═════ Records ═════

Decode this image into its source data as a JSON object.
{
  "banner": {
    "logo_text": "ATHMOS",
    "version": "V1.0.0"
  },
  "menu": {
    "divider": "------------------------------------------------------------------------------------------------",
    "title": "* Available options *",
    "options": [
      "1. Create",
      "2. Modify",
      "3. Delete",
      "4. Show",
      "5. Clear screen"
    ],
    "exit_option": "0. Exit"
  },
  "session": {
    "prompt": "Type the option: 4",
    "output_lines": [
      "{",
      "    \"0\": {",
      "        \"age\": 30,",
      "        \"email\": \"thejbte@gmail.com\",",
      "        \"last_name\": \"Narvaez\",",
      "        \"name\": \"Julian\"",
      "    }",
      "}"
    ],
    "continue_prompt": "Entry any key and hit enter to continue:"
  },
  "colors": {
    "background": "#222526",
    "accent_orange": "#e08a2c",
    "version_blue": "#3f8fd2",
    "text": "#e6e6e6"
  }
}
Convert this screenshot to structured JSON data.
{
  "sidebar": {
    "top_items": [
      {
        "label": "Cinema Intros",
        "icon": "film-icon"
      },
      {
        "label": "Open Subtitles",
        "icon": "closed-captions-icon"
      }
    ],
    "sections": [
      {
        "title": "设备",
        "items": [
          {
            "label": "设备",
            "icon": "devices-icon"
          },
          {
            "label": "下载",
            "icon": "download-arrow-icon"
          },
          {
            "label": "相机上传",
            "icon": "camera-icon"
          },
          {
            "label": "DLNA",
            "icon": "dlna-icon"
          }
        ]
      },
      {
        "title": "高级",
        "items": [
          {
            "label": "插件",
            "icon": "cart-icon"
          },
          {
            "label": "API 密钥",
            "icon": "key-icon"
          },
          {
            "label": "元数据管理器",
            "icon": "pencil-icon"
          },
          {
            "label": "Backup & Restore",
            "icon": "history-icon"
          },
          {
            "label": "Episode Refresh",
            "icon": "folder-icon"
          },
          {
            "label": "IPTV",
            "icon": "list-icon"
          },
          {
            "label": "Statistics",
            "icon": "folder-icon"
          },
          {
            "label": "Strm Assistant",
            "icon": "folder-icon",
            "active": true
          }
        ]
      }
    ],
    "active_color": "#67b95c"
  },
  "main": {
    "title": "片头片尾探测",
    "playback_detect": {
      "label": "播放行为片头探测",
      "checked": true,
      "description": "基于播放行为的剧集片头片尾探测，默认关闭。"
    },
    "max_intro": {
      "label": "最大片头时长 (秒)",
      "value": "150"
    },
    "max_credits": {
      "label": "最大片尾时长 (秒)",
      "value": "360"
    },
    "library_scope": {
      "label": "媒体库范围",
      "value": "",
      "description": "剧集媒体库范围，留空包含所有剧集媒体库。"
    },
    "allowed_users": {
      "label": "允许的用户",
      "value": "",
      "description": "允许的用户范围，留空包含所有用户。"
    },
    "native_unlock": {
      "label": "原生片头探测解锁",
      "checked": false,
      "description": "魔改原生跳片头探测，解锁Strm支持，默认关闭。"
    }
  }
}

═════

Aim of the exercise: Which lines contain the word "data"? Copy each one.

In response:
Decode this image into its source data as a JSON object.
Convert this screenshot to structured JSON data.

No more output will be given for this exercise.